Kısa Problem 1:
Aşk ve mantık üzerine yazıya göre aşağıdaki soruları yanıtlayın:
(a) Hıncal Uluç hangi klişeyle neyi meşrulaştırıyor?
(b) İnsanları istenen sonuca yöneltmenin en kolay yolu olarak hangi yöntem gösteriliyor?
(c) Yazar hangi sıfatla yazdığını belirtiyor?
Kısa Problem 2: Aşk ve mantık üzerine yazıyı son cümlesinden itibaren sürdürür müsünüz?

Pakize Suda, Hıncal Uluç, Reha Muhtar... Hepsi mantıksız! Ama aşık değil!
Aşk hakkında yazılanları okurken, hipotetik mantık mağduru olmayın! Mantıklı olun!
Aşk dediğimiz şey gayet hesaplı kitaplı bir iştir! Aşkın mantıksızlığı bir efsanedir, üstelik de çok işe yarar. Bütün efsanelerin yaradığı işe yarar. Sürünün, gözünü var olmayan bir yüceliğe çevirip o yücelikten ufacık bir pay almak çabasıyla güzelce güdülmesine yarar. İmkansız aşk, umutsuz aşk, öldüren aşk, mantıksız aşk...
Nereden mi icap etti? Son zamanlarda aşk yazarlarının mantıksızlığıyla çok eğleniyorum da ondan.
Hıncal Uluç "Aşkta mantık yoktur" klişesiyle yaşlı erkeklerin genç sevgili merakını meşrulaştırırken, "Peki ya kadınların hakkı yok mu?" diye meselenin üzerine atlayan Pakize Suda, Balçiçek Pamir gibi bazı kadın yazarlar da işi "mantıksızlık hakkı"na indirgeyiverdiler. Reha Muhtar başta olmak üzere adını hatırlayamadığım diğer aşk yazarlarından ve de "part time" aşk meşk yazanlardan özür dilerim... Hepsi "aşkın mantıksızlığını" baştan kabul ettikleri için ortaya bu kadar abuk sabuk sonuç çıkıyor.
Felsefe tarihinin başından beri insanları istediğiniz sonuca yöneltmenin en kolay yolu "hipotetik mantık"tır. Yani, son derece muğlak fakat artık gündelik dile sirayet etmiş, dolayısıyla insanların pek de sorgulamadığı bir cümleyi hipotez olarak ortaya sürersiniz, sonra da kabul ettirmek istediğiniz düşünceyi bu hipoteze bağlarsınız.
Bakın, mantık her yerde. Değil mi "Hıncal Abi"?
İşte Bilirkişi olarak yazıyorum:
Aşk hakkında yazılanları okurken, hipotetik mantık mağduru olmayın!

Kaydedilen Bilgiler:

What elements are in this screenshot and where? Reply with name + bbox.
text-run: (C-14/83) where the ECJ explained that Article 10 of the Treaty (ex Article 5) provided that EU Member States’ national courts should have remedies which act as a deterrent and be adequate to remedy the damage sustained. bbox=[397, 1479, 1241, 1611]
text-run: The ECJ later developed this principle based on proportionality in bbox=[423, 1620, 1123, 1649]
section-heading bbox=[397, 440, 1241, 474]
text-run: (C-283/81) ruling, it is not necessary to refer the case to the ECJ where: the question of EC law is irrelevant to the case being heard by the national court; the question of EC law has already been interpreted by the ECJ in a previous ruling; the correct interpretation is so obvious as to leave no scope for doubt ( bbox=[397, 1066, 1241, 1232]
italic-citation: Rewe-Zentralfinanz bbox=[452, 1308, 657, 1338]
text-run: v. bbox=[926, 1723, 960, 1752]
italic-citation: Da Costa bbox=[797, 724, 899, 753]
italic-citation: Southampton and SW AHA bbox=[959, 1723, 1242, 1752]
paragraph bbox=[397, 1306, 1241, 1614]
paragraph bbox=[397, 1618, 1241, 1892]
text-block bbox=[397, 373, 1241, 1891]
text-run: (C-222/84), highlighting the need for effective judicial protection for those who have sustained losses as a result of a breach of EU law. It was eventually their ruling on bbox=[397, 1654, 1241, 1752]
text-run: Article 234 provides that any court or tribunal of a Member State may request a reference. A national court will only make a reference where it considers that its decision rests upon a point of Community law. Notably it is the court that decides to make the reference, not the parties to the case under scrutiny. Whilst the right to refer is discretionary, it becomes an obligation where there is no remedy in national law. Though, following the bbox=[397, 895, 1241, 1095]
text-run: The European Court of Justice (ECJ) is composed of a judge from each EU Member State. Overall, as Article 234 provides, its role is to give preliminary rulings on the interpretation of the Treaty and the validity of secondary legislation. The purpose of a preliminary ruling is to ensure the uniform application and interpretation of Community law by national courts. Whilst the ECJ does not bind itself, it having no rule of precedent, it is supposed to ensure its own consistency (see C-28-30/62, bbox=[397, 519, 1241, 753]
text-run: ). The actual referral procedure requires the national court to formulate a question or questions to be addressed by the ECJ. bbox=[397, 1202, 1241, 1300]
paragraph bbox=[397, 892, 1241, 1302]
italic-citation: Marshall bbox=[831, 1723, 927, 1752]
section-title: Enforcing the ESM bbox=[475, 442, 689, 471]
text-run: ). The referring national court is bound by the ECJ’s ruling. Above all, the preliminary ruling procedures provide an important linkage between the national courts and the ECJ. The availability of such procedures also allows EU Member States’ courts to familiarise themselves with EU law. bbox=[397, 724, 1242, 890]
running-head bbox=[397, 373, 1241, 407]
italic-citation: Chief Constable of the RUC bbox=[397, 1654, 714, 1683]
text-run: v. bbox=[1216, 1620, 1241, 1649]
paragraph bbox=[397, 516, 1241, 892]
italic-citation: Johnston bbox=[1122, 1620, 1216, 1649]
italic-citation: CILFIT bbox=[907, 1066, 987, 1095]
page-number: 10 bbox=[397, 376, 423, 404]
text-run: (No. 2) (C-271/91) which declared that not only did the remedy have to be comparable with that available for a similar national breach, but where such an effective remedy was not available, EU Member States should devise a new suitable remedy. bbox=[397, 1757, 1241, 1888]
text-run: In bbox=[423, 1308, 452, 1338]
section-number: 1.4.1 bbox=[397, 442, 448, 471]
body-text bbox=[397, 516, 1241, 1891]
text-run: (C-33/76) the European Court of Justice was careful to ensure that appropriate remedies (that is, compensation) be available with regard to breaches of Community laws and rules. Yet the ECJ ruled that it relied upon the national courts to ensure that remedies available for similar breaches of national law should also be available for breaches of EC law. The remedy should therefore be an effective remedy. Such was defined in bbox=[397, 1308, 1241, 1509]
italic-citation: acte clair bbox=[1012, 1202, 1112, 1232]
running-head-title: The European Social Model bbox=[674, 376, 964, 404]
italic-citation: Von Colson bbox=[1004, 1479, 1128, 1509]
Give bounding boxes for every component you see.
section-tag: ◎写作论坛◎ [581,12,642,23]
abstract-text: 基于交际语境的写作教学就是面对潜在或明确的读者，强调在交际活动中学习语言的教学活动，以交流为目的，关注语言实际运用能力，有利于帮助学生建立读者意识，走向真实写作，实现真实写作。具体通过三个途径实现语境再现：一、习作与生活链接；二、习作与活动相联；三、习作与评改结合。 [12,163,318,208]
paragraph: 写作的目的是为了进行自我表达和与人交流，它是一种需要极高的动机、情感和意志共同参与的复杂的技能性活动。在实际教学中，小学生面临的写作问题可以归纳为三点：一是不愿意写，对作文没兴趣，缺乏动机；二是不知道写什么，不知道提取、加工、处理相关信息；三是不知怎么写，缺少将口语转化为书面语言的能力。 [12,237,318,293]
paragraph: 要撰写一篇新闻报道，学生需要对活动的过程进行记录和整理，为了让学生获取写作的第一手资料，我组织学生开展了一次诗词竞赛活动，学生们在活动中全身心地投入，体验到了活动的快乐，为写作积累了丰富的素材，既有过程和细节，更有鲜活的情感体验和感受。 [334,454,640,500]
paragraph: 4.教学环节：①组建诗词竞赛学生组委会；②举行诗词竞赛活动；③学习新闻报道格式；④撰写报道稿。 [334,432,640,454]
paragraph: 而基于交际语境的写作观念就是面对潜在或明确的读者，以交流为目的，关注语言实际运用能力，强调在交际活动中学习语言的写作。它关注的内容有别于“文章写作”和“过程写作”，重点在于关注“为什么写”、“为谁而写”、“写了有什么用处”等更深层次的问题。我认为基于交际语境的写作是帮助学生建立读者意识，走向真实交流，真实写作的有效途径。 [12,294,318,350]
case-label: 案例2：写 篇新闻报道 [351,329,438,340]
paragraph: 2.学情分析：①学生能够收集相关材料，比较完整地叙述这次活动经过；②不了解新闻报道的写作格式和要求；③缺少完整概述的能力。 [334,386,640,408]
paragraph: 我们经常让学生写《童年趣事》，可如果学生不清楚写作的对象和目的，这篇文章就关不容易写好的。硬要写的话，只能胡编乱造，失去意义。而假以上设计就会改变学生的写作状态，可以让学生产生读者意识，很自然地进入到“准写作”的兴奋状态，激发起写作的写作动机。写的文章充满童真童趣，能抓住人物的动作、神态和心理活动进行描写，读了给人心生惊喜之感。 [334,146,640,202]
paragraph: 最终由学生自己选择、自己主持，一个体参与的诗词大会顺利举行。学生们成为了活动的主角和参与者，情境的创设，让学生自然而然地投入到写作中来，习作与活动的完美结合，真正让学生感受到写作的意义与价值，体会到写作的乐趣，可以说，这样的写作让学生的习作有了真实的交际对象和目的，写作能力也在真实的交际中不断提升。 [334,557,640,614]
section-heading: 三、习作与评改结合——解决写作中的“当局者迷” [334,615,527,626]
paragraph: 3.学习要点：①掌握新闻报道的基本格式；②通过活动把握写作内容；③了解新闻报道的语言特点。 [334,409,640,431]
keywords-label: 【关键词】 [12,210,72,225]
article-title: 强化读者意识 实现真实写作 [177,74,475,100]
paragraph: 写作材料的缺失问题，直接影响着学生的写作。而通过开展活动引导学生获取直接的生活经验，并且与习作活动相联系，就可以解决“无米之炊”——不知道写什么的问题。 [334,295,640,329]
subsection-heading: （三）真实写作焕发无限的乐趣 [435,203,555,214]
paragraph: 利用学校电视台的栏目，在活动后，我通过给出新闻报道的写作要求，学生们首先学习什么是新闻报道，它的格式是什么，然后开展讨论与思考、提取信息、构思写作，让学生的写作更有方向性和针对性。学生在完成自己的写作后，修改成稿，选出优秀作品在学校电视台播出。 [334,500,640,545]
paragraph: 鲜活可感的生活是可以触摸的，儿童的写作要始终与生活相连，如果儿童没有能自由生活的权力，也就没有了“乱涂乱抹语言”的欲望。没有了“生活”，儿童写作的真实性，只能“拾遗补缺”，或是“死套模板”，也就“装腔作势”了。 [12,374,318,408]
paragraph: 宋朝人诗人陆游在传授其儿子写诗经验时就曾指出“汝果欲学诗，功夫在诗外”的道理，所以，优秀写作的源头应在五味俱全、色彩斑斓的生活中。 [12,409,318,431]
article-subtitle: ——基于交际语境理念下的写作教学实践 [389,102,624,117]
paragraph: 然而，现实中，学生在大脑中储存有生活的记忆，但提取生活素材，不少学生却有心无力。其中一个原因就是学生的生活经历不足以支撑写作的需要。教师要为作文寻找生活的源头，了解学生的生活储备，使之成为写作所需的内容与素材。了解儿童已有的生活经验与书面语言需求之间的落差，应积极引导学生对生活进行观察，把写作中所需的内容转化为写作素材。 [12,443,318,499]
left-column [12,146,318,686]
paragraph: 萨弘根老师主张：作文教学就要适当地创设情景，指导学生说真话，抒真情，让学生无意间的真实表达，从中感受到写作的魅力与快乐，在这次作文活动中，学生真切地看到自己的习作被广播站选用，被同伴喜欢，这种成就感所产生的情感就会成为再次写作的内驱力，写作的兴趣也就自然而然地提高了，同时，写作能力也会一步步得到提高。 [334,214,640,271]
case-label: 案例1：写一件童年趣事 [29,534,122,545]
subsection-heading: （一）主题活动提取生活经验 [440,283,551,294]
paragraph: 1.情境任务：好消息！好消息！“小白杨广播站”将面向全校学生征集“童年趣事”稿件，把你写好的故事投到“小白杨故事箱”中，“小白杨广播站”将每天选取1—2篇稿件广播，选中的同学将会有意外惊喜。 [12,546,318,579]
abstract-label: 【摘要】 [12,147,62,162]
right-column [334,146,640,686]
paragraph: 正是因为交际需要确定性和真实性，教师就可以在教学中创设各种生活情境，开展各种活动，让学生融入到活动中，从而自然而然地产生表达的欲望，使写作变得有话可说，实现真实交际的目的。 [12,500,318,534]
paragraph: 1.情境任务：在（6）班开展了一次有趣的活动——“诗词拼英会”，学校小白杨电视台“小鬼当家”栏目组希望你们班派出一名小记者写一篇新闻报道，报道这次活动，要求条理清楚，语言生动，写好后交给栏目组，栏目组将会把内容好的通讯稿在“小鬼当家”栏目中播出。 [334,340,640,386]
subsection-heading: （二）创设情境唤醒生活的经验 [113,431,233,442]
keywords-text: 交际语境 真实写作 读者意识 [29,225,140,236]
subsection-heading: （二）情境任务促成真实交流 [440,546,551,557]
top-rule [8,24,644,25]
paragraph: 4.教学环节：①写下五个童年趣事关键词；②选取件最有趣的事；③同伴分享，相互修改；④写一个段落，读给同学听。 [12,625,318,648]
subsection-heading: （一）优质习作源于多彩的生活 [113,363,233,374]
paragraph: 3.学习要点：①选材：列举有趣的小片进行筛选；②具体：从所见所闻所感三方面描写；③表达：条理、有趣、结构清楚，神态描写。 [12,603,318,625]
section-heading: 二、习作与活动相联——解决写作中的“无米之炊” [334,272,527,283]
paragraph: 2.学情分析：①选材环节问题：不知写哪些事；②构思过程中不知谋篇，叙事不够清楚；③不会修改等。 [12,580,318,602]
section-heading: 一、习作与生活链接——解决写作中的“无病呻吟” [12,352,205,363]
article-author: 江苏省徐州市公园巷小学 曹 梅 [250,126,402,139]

Alıştırma Çıktısı 1:
(a) "Aşkta mantık yoktur" klişesiyle yaşlı erkeklerin genç sevgili merakını meşrulaştırıyor.
(b) Hipotetik mantık.
(c) Bilirkişi olarak.

Alıştırma Çıktısı 2:
Aşkla ilgili bunca efsane, edebiyat, sanat eseri olması boşuna değil. Çünkü sanat "şeylerin hali"ne ters düşen, imkansızı mümkün kılan ve bunu yaparken de olabildiğince gerilim, çatışma, şiddet, kan ve gözyaşı saçan durumlara ihtiyaç duyar. Aşkın mantıksızlığı sanatın kullandığı bir "teknik"ten ibarettir. Doğru bakarsanız arkasındaki mantığı, yani hasedi, yetersizliği, eğretiliği, boşunalığı hemen ele verir. Ve işin kötüsü, genellikle tek kişiliktir. "Aşk yaşıyoruz" diyen çiftler eğer mutlularsa, aşkın primine ihtiyaç duymayan karşılıklı bir sevgi yaşıyorlardır. Popüler kültürün kurbanı olarak yaşadıklarını aşkla karıştırıyorlardır.
Mesela fazla Sezen Aksu dinliyorlardır.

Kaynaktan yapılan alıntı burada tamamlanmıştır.